#### What the exercise asks:
Copy all of the material word for word, except for the pictures.

#### Material for this task:
** Begin **

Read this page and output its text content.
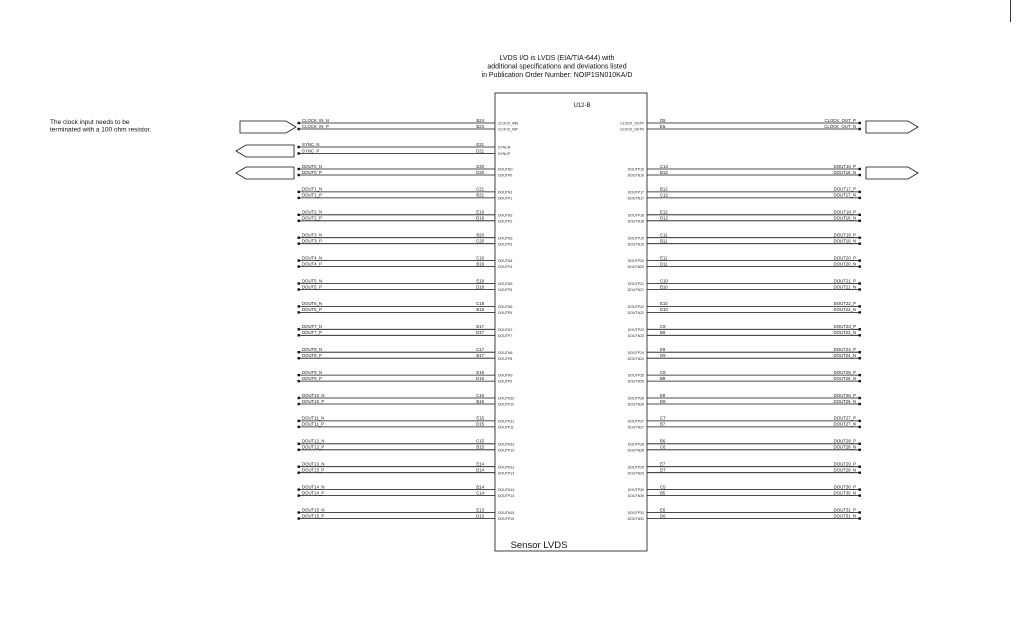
LVDS I/O is LVDS (EIA/TIA-644) with
additional specifications and deviations listed
in Publication Order Number: NOIP1SN010KA/D
The clock input needs to be
terminated with a 100 ohm resistor.
U12-B
Sensor LVDS
CLOCK_IN_N	B24
CLOCK_INN
CLOCK_IN_P	B23
CLOCK_INP
SYNC_N	E21
SYNCN
SYNC_P	D21
SYNCP
DOUT0_N	E20
DOUTN0
DOUT0_P	D20
DOUTP0
DOUT1_N	C21
DOUTN1
DOUT1_P	B21
DOUTP1
DOUT2_N	E19
DOUTN2
DOUT2_P	D19
DOUTP2
DOUT3_N	B20
DOUTN3
DOUT3_P	C20
DOUTP3
DOUT4_N	C19
DOUTN4
DOUT4_P	B19
DOUTP4
DOUT5_N	E18
DOUTN5
DOUT5_P	D18
DOUTP5
DOUT6_N	C18
DOUTN6
DOUT6_P	B18
DOUTP6
DOUT7_N	E17
DOUTN7
DOUT7_P	D17
DOUTP7
DOUT8_N	C17
DOUTN8
DOUT8_P	B17
DOUTP8
DOUT9_N	E16
DOUTN9
DOUT9_P	D16
DOUTP9
DOUT10_N	C16
DOUTN10
DOUT10_P	B16
DOUTP10
DOUT11_N	E15
DOUTN11
DOUT11_P	D15
DOUTP11
DOUT12_N	C15
DOUTN12
DOUT12_P	B15
DOUTP12
DOUT13_N	E14
DOUTN13
DOUT13_P	D14
DOUTP13
DOUT14_N	B14
DOUTN14
DOUT14_P	C14
DOUTP14
DOUT15_N	E13
DOUTN15
DOUT15_P	D13
DOUTP15
CLOCK_OUT_P
D5
CLOCK_OUTP
CLOCK_OUT_N
E5
CLOCK_OUTN
DOUT16_P
C13
DOUTP16
DOUT16_N
B13
DOUTN16
DOUT17_P
B12
DOUTP17
DOUT17_N
C12
DOUTN17
DOUT18_P
E12
DOUTP18
DOUT18_N
D12
DOUTN18
DOUT19_P
C11
DOUTP19
DOUT19_N
B11
DOUTN19
DOUT20_P
E11
DOUTP20
DOUT20_N
D11
DOUTN20
DOUT21_P
C10
DOUTP21
DOUT21_N
B10
DOUTN21
DOUT22_P
E10
DOUTP22
DOUT22_N
D10
DOUTN22
DOUT23_P
C9
DOUTP23
DOUT23_N
B9
DOUTN23
DOUT24_P
E9
DOUTP24
DOUT24_N
D9
DOUTN24
DOUT25_P
C8
DOUTP25
DOUT25_N
B8
DOUTN25
DOUT26_P
E8
DOUTP26
DOUT26_N
D8
DOUTN26
DOUT27_P
C7
DOUTP27
DOUT27_N
B7
DOUTN27
DOUT28_P
B6
DOUTP28
DOUT28_N
C6
DOUTN28
DOUT29_P
E7
DOUTP29
DOUT29_N
D7
DOUTN29
DOUT30_P
C5
DOUTP30
DOUT30_N
B5
DOUTN30
DOUT31_P
E6
DOUTP31
DOUT31_N
D6
DOUTN31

** End **

#### Problem solution:
Read this page and output its text content.
LVDS I/O is LVDS (EIA/TIA-644) with
additional specifications and deviations listed
in Publication Order Number: NOIP1SN010KA/D
The clock input needs to be
terminated with a 100 ohm resistor.
U12-B
Sensor LVDS
CLOCK_IN_N	B24
CLOCK_INN
CLOCK_IN_P	B23
CLOCK_INP
SYNC_N	E21
SYNCN
SYNC_P	D21
SYNCP
DOUT0_N	E20
DOUTN0
DOUT0_P	D20
DOUTP0
DOUT1_N	C21
DOUTN1
DOUT1_P	B21
DOUTP1
DOUT2_N	E19
DOUTN2
DOUT2_P	D19
DOUTP2
DOUT3_N	B20
DOUTN3
DOUT3_P	C20
DOUTP3
DOUT4_N	C19
DOUTN4
DOUT4_P	B19
DOUTP4
DOUT5_N	E18
DOUTN5
DOUT5_P	D18
DOUTP5
DOUT6_N	C18
DOUTN6
DOUT6_P	B18
DOUTP6
DOUT7_N	E17
DOUTN7
DOUT7_P	D17
DOUTP7
DOUT8_N	C17
DOUTN8
DOUT8_P	B17
DOUTP8
DOUT9_N	E16
DOUTN9
DOUT9_P	D16
DOUTP9
DOUT10_N	C16
DOUTN10
DOUT10_P	B16
DOUTP10
DOUT11_N	E15
DOUTN11
DOUT11_P	D15
DOUTP11
DOUT12_N	C15
DOUTN12
DOUT12_P	B15
DOUTP12
DOUT13_N	E14
DOUTN13
DOUT13_P	D14
DOUTP13
DOUT14_N	B14
DOUTN14
DOUT14_P	C14
DOUTP14
DOUT15_N	E13
DOUTN15
DOUT15_P	D13
DOUTP15
CLOCK_OUT_P
D5
CLOCK_OUTP
CLOCK_OUT_N
E5
CLOCK_OUTN
DOUT16_P
C13
DOUTP16
DOUT16_N
B13
DOUTN16
DOUT17_P
B12
DOUTP17
DOUT17_N
C12
DOUTN17
DOUT18_P
E12
DOUTP18
DOUT18_N
D12
DOUTN18
DOUT19_P
C11
DOUTP19
DOUT19_N
B11
DOUTN19
DOUT20_P
E11
DOUTP20
DOUT20_N
D11
DOUTN20
DOUT21_P
C10
DOUTP21
DOUT21_N
B10
DOUTN21
DOUT22_P
E10
DOUTP22
DOUT22_N
D10
DOUTN22
DOUT23_P
C9
DOUTP23
DOUT23_N
B9
DOUTN23
DOUT24_P
E9
DOUTP24
DOUT24_N
D9
DOUTN24
DOUT25_P
C8
DOUTP25
DOUT25_N
B8
DOUTN25
DOUT26_P
E8
DOUTP26
DOUT26_N
D8
DOUTN26
DOUT27_P
C7
DOUTP27
DOUT27_N
B7
DOUTN27
DOUT28_P
B6
DOUTP28
DOUT28_N
C6
DOUTN28
DOUT29_P
E7
DOUTP29
DOUT29_N
D7
DOUTN29
DOUT30_P
C5
DOUTP30
DOUT30_N
B5
DOUTN30
DOUT31_P
E6
DOUTP31
DOUT31_N
D6
DOUTN31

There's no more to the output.